━━━ Raw data ━━━
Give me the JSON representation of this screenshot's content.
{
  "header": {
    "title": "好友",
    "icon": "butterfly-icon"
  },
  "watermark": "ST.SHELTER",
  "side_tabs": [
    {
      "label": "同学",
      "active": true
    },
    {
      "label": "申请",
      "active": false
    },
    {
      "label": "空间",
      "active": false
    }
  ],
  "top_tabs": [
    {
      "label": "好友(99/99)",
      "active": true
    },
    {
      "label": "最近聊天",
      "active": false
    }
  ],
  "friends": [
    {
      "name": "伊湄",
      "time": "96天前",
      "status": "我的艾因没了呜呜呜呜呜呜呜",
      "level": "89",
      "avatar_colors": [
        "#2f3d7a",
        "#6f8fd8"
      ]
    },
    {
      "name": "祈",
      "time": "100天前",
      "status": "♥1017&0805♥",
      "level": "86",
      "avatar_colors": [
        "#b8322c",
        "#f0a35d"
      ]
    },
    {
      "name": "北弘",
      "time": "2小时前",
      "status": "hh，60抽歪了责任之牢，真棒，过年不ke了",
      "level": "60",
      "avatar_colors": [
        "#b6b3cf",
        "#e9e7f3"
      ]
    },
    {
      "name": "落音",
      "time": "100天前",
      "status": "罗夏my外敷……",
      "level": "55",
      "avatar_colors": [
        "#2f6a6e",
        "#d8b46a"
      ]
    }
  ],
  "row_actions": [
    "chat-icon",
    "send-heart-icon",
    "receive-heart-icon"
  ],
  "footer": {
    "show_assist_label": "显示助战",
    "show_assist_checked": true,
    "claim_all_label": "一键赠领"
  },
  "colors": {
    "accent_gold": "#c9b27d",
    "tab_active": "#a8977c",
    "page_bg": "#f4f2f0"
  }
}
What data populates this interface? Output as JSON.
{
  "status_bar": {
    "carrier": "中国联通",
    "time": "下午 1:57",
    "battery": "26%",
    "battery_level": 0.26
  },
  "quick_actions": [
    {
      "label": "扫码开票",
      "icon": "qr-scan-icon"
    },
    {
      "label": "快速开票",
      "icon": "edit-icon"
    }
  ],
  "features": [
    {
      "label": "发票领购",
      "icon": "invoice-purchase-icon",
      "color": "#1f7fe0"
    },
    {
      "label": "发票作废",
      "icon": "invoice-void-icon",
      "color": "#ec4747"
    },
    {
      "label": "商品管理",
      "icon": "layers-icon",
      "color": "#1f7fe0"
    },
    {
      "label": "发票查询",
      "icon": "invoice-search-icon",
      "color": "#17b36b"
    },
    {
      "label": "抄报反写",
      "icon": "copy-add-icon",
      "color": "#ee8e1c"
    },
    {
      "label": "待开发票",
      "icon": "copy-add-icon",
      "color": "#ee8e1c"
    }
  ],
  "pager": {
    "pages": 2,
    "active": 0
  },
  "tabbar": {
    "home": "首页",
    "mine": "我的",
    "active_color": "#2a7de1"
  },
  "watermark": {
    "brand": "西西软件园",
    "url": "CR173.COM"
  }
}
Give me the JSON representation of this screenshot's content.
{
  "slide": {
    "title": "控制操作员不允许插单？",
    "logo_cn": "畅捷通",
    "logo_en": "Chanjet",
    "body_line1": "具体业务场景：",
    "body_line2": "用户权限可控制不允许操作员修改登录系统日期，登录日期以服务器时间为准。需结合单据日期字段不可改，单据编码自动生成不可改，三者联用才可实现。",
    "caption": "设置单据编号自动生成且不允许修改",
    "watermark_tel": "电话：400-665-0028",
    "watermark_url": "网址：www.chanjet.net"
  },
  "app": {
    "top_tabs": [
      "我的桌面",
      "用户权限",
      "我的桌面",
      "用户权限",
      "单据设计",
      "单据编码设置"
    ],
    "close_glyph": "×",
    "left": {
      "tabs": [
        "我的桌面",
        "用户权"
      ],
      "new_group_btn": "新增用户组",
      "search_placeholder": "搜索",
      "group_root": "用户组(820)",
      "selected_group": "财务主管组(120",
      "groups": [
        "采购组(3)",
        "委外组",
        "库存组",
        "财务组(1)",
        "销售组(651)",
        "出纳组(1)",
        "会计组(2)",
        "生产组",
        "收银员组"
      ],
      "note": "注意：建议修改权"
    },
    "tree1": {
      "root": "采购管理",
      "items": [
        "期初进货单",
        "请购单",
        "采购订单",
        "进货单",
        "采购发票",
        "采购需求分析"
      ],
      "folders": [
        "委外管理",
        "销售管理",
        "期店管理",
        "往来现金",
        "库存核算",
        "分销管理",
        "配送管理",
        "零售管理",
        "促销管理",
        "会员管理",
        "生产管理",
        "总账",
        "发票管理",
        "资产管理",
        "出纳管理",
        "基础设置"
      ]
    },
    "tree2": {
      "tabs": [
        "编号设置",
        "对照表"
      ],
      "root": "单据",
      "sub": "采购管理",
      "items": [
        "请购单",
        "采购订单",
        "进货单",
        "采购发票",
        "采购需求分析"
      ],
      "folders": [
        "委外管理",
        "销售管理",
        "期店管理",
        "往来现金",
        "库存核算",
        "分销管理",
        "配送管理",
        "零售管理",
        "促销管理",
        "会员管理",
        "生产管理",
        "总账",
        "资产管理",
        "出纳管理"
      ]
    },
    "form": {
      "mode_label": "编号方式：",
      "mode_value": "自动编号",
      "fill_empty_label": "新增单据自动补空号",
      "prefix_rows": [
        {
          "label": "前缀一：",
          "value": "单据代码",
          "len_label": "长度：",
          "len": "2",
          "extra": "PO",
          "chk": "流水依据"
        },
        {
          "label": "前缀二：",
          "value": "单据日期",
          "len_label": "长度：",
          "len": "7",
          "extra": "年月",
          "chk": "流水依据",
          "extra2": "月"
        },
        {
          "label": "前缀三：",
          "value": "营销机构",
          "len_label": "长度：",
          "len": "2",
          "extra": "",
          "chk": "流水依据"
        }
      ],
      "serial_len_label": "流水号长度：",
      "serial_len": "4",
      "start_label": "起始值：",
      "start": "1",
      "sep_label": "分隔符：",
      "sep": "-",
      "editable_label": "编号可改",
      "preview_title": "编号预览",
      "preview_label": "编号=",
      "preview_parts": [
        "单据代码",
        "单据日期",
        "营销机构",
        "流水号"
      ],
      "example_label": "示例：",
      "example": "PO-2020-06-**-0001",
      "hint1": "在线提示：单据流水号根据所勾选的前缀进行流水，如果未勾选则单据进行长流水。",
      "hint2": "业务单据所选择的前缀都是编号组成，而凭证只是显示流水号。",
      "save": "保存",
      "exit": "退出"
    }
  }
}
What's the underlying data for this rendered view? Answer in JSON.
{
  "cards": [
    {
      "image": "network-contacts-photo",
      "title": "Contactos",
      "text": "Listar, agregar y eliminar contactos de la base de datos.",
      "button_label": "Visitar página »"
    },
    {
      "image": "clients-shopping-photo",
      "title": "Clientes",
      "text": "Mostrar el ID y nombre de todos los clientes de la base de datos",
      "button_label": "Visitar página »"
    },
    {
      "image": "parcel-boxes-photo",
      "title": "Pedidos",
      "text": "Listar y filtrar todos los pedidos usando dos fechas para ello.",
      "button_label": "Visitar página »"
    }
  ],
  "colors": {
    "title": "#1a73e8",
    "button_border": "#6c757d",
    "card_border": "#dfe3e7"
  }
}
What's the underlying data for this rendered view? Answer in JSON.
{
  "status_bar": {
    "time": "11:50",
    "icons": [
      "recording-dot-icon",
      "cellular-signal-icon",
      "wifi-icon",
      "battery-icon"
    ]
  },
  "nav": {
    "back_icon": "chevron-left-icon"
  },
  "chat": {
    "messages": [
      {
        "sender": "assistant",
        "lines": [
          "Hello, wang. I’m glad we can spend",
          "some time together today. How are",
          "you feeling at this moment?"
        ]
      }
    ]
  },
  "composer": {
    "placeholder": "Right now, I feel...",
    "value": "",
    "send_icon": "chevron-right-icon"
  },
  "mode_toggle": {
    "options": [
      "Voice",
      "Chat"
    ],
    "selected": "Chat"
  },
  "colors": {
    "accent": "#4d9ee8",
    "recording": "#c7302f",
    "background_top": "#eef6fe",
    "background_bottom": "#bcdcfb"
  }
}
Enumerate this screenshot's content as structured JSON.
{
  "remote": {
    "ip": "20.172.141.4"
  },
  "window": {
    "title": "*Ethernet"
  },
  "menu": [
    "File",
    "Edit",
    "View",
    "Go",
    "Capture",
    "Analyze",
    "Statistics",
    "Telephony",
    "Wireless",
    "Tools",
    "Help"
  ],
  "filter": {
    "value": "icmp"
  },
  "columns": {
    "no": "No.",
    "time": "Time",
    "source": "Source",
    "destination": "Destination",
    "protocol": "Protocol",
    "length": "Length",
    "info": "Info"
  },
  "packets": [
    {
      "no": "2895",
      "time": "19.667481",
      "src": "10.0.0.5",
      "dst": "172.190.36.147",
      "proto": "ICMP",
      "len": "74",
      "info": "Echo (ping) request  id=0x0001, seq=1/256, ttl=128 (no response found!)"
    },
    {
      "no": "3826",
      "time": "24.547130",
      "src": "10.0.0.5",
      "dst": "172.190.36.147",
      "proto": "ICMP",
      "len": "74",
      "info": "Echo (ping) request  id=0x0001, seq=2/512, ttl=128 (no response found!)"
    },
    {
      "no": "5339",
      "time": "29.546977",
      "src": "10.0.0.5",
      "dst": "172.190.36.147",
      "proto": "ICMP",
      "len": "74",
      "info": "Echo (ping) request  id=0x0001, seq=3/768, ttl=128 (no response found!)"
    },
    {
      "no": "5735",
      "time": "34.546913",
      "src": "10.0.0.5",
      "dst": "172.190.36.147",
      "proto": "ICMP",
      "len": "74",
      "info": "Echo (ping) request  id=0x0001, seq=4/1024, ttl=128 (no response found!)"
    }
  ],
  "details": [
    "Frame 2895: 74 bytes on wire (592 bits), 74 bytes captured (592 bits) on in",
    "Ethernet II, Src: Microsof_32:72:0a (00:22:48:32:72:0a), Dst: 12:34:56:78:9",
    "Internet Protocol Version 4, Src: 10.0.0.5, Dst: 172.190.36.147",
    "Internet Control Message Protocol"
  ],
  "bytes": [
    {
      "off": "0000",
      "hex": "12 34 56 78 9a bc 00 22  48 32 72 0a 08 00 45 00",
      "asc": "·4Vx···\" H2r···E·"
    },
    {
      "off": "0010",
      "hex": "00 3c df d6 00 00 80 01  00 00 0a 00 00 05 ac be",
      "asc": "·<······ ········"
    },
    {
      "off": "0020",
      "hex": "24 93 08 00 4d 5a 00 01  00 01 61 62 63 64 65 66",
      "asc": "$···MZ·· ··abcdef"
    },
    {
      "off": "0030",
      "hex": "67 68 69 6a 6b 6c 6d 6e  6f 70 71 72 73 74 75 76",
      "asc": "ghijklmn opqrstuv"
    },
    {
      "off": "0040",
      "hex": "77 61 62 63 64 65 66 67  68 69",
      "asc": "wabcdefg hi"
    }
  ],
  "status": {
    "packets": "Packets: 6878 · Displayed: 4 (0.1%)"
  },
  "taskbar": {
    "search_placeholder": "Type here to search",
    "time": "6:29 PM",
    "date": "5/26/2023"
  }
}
━━━
What the exercise asks >> Copy every line from the entries that contains the word "info".

Answer to this task >>
    "info": "Info"
      "info": "Echo (ping) request  id=0x0001, seq=1/256, ttl=128 (no response found!)"
      "info": "Echo (ping) request  id=0x0001, seq=2/512, ttl=128 (no response found!)"
      "info": "Echo (ping) request  id=0x0001, seq=3/768, ttl=128 (no response found!)"
      "info": "Echo (ping) request  id=0x0001, seq=4/1024, ttl=128 (no response found!)"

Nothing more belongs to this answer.